──────── MATERIAL PROVIDED

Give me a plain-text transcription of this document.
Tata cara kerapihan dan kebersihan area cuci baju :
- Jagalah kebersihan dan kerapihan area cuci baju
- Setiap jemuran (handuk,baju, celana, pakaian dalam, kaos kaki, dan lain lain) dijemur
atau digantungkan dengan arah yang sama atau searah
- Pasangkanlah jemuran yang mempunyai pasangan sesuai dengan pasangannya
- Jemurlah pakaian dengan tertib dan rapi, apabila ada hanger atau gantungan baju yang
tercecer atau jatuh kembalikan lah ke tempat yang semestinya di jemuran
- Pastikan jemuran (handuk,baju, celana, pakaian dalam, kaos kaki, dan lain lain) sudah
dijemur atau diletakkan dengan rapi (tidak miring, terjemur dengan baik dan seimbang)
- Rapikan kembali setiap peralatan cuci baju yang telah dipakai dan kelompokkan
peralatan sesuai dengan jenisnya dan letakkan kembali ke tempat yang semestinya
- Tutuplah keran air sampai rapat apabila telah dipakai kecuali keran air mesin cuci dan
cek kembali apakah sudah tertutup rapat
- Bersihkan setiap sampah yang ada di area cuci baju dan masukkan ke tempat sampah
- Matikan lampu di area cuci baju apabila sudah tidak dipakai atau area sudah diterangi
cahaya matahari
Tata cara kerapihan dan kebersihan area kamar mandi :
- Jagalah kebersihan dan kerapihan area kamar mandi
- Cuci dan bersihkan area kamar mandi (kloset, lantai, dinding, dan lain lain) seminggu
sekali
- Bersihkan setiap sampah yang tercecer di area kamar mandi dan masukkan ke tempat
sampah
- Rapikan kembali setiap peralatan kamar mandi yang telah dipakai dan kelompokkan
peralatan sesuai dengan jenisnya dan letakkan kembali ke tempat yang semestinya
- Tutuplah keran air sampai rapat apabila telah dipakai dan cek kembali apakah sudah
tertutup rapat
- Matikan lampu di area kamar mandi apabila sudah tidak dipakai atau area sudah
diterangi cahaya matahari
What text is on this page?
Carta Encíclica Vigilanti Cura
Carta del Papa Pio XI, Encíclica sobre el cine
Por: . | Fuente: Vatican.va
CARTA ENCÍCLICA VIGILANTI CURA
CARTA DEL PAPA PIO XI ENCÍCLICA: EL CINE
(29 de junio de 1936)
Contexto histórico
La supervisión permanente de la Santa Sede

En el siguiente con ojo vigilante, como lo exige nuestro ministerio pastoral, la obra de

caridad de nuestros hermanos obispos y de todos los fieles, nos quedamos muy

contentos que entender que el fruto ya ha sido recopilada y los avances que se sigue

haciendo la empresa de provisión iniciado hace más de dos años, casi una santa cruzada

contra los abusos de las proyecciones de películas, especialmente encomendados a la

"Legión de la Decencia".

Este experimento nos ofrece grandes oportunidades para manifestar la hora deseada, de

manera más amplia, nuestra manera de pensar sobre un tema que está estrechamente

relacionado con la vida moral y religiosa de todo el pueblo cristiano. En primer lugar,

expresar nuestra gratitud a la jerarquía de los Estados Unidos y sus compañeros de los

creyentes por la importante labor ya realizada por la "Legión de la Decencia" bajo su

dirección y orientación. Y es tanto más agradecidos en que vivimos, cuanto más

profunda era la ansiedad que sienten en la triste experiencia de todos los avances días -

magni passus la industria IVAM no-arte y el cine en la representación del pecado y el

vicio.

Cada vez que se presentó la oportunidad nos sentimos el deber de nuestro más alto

────────────────

**WHAT THE EXERCISE ASKS:**
Write out the material exactly as given.

**ANSWER TO THIS PROBLEM:**
Give me a plain-text transcription of this document.
Tata cara kerapihan dan kebersihan area cuci baju :
- Jagalah kebersihan dan kerapihan area cuci baju
- Setiap jemuran (handuk,baju, celana, pakaian dalam, kaos kaki, dan lain lain) dijemur
atau digantungkan dengan arah yang sama atau searah
- Pasangkanlah jemuran yang mempunyai pasangan sesuai dengan pasangannya
- Jemurlah pakaian dengan tertib dan rapi, apabila ada hanger atau gantungan baju yang
tercecer atau jatuh kembalikan lah ke tempat yang semestinya di jemuran
- Pastikan jemuran (handuk,baju, celana, pakaian dalam, kaos kaki, dan lain lain) sudah
dijemur atau diletakkan dengan rapi (tidak miring, terjemur dengan baik dan seimbang)
- Rapikan kembali setiap peralatan cuci baju yang telah dipakai dan kelompokkan
peralatan sesuai dengan jenisnya dan letakkan kembali ke tempat yang semestinya
- Tutuplah keran air sampai rapat apabila telah dipakai kecuali keran air mesin cuci dan
cek kembali apakah sudah tertutup rapat
- Bersihkan setiap sampah yang ada di area cuci baju dan masukkan ke tempat sampah
- Matikan lampu di area cuci baju apabila sudah tidak dipakai atau area sudah diterangi
cahaya matahari
Tata cara kerapihan dan kebersihan area kamar mandi :
- Jagalah kebersihan dan kerapihan area kamar mandi
- Cuci dan bersihkan area kamar mandi (kloset, lantai, dinding, dan lain lain) seminggu
sekali
- Bersihkan setiap sampah yang tercecer di area kamar mandi dan masukkan ke tempat
sampah
- Rapikan kembali setiap peralatan kamar mandi yang telah dipakai dan kelompokkan
peralatan sesuai dengan jenisnya dan letakkan kembali ke tempat yang semestinya
- Tutuplah keran air sampai rapat apabila telah dipakai dan cek kembali apakah sudah
tertutup rapat
- Matikan lampu di area kamar mandi apabila sudah tidak dipakai atau area sudah
diterangi cahaya matahari
What text is on this page?
Carta Encíclica Vigilanti Cura
Carta del Papa Pio XI, Encíclica sobre el cine
Por: . | Fuente: Vatican.va
CARTA ENCÍCLICA VIGILANTI CURA
CARTA DEL PAPA PIO XI ENCÍCLICA: EL CINE
(29 de junio de 1936)
Contexto histórico
La supervisión permanente de la Santa Sede

En el siguiente con ojo vigilante, como lo exige nuestro ministerio pastoral, la obra de

caridad de nuestros hermanos obispos y de todos los fieles, nos quedamos muy

contentos que entender que el fruto ya ha sido recopilada y los avances que se sigue

haciendo la empresa de provisión iniciado hace más de dos años, casi una santa cruzada

contra los abusos de las proyecciones de películas, especialmente encomendados a la

"Legión de la Decencia".

Este experimento nos ofrece grandes oportunidades para manifestar la hora deseada, de

manera más amplia, nuestra manera de pensar sobre un tema que está estrechamente

relacionado con la vida moral y religiosa de todo el pueblo cristiano. En primer lugar,

expresar nuestra gratitud a la jerarquía de los Estados Unidos y sus compañeros de los

creyentes por la importante labor ya realizada por la "Legión de la Decencia" bajo su

dirección y orientación. Y es tanto más agradecidos en que vivimos, cuanto más

profunda era la ansiedad que sienten en la triste experiencia de todos los avances días -

magni passus la industria IVAM no-arte y el cine en la representación del pecado y el

vicio.

Cada vez que se presentó la oportunidad nos sentimos el deber de nuestro más alto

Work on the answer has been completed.